**STATED GOAL:**
Check each line of the listing, and copy it if it contains the word "límite".

******

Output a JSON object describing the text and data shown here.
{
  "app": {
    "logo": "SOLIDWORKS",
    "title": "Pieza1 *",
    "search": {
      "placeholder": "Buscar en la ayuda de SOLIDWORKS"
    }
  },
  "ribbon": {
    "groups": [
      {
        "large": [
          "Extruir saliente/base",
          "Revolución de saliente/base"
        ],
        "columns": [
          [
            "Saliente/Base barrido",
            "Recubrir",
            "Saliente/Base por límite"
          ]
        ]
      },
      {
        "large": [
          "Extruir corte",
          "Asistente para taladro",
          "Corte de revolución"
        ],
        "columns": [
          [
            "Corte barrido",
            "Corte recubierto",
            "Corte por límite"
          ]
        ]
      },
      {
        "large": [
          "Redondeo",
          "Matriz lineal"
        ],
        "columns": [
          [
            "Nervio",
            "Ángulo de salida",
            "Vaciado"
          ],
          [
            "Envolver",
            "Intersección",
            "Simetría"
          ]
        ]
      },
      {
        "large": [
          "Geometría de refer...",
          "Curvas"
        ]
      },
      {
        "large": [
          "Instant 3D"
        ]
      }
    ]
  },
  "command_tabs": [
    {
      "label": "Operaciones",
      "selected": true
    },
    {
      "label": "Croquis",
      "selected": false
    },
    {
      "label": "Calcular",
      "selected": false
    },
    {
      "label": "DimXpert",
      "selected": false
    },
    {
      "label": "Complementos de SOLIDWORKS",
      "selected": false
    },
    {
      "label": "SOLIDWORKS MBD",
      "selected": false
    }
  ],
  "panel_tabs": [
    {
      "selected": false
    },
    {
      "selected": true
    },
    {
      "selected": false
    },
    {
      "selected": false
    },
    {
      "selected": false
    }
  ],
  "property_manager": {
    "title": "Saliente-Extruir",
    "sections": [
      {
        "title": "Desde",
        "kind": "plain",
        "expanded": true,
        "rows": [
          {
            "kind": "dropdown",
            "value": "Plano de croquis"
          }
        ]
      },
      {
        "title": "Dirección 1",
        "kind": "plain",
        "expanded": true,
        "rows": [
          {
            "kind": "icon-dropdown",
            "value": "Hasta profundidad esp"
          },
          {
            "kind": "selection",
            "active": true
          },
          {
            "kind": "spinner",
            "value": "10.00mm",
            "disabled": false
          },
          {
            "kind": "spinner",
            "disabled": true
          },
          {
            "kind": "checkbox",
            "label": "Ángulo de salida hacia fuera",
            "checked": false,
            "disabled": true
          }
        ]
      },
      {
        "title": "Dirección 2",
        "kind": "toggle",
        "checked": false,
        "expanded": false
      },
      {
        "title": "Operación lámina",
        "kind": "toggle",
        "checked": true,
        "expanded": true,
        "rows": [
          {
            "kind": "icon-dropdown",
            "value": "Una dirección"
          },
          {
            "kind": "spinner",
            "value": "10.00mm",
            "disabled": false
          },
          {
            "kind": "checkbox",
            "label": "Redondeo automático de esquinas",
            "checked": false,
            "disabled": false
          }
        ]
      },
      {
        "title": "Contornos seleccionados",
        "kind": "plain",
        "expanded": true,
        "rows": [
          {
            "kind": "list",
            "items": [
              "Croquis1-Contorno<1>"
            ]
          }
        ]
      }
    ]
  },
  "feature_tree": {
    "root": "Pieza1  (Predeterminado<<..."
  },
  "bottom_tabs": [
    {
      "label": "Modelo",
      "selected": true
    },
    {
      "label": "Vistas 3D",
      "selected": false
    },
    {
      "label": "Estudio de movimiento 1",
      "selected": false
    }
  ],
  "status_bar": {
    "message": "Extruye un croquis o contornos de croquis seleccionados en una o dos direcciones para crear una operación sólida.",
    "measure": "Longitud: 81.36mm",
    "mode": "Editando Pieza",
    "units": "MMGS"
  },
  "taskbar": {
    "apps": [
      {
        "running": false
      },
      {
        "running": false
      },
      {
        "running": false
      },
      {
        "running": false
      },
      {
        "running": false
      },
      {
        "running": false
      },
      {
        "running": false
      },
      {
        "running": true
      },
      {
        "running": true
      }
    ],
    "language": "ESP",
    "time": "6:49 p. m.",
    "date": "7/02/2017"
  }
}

******

**EXPECTED OUTPUT:**
            "Saliente/Base por límite"
            "Corte por límite"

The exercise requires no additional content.